[Stored records]
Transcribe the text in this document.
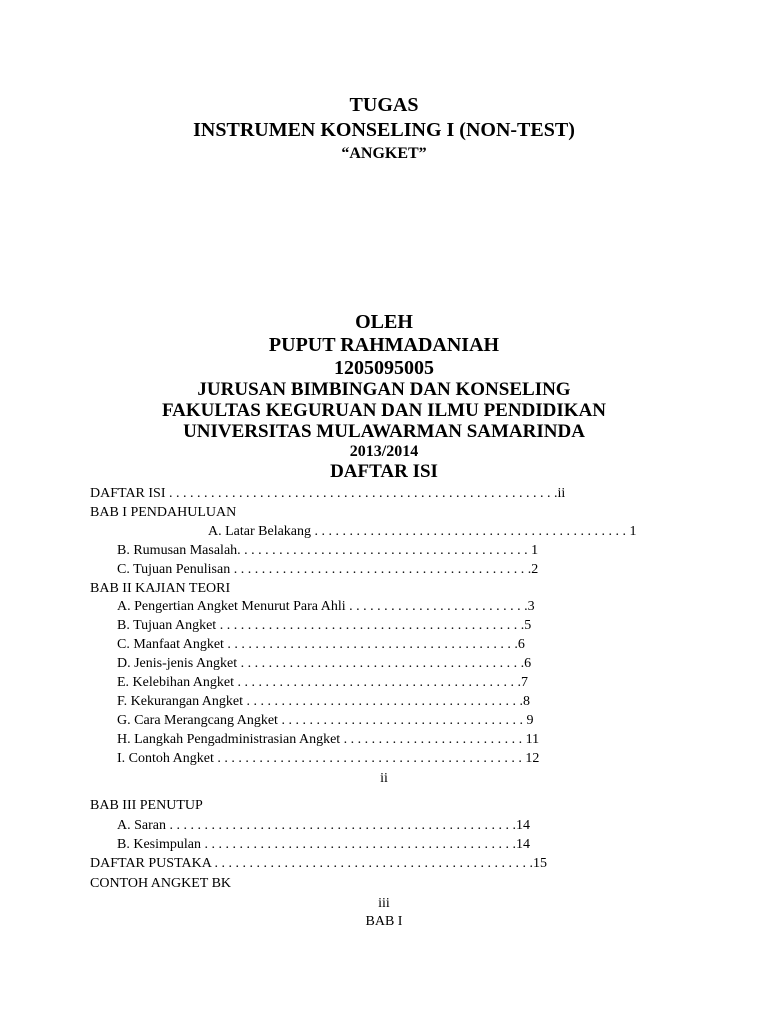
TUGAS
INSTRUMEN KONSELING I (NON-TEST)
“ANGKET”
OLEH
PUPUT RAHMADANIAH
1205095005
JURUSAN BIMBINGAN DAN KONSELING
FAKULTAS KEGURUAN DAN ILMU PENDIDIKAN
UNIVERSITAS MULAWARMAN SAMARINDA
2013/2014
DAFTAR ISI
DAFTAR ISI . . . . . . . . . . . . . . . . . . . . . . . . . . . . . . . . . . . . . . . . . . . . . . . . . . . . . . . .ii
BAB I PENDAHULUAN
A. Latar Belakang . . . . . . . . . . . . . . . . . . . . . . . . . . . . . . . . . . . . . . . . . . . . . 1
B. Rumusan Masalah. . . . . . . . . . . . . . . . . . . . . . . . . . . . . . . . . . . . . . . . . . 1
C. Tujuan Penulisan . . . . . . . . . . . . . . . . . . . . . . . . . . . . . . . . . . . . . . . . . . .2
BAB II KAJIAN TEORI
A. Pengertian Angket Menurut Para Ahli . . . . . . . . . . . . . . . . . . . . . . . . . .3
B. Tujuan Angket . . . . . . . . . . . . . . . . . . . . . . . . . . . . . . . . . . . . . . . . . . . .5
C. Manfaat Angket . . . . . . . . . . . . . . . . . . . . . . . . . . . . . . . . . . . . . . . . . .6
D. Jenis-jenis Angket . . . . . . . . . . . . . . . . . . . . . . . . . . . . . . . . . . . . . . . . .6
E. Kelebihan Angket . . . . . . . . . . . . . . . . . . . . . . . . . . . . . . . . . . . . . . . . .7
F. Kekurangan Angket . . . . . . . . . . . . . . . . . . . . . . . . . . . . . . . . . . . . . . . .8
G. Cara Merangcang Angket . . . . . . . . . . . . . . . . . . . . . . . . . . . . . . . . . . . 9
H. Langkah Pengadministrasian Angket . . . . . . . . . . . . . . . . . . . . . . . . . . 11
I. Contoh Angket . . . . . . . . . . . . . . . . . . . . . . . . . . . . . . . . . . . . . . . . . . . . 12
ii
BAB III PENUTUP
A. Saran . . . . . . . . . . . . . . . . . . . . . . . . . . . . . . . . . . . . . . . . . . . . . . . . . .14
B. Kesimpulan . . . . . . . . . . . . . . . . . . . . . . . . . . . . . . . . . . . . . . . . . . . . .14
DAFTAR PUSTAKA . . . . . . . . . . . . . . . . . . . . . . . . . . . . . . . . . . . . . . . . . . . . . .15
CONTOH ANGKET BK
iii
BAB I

**Instructions for the task**
Copy the material exactly. Do not include the pictures.

**Answer to the exercise**
Transcribe the text in this document.
TUGAS
INSTRUMEN KONSELING I (NON-TEST)
“ANGKET”
OLEH
PUPUT RAHMADANIAH
1205095005
JURUSAN BIMBINGAN DAN KONSELING
FAKULTAS KEGURUAN DAN ILMU PENDIDIKAN
UNIVERSITAS MULAWARMAN SAMARINDA
2013/2014
DAFTAR ISI
DAFTAR ISI . . . . . . . . . . . . . . . . . . . . . . . . . . . . . . . . . . . . . . . . . . . . . . . . . . . . . . . .ii
BAB I PENDAHULUAN
A. Latar Belakang . . . . . . . . . . . . . . . . . . . . . . . . . . . . . . . . . . . . . . . . . . . . . 1
B. Rumusan Masalah. . . . . . . . . . . . . . . . . . . . . . . . . . . . . . . . . . . . . . . . . . 1
C. Tujuan Penulisan . . . . . . . . . . . . . . . . . . . . . . . . . . . . . . . . . . . . . . . . . . .2
BAB II KAJIAN TEORI
A. Pengertian Angket Menurut Para Ahli . . . . . . . . . . . . . . . . . . . . . . . . . .3
B. Tujuan Angket . . . . . . . . . . . . . . . . . . . . . . . . . . . . . . . . . . . . . . . . . . . .5
C. Manfaat Angket . . . . . . . . . . . . . . . . . . . . . . . . . . . . . . . . . . . . . . . . . .6
D. Jenis-jenis Angket . . . . . . . . . . . . . . . . . . . . . . . . . . . . . . . . . . . . . . . . .6
E. Kelebihan Angket . . . . . . . . . . . . . . . . . . . . . . . . . . . . . . . . . . . . . . . . .7
F. Kekurangan Angket . . . . . . . . . . . . . . . . . . . . . . . . . . . . . . . . . . . . . . . .8
G. Cara Merangcang Angket . . . . . . . . . . . . . . . . . . . . . . . . . . . . . . . . . . . 9
H. Langkah Pengadministrasian Angket . . . . . . . . . . . . . . . . . . . . . . . . . . 11
I. Contoh Angket . . . . . . . . . . . . . . . . . . . . . . . . . . . . . . . . . . . . . . . . . . . . 12
ii
BAB III PENUTUP
A. Saran . . . . . . . . . . . . . . . . . . . . . . . . . . . . . . . . . . . . . . . . . . . . . . . . . .14
B. Kesimpulan . . . . . . . . . . . . . . . . . . . . . . . . . . . . . . . . . . . . . . . . . . . . .14
DAFTAR PUSTAKA . . . . . . . . . . . . . . . . . . . . . . . . . . . . . . . . . . . . . . . . . . . . . .15
CONTOH ANGKET BK
iii
BAB I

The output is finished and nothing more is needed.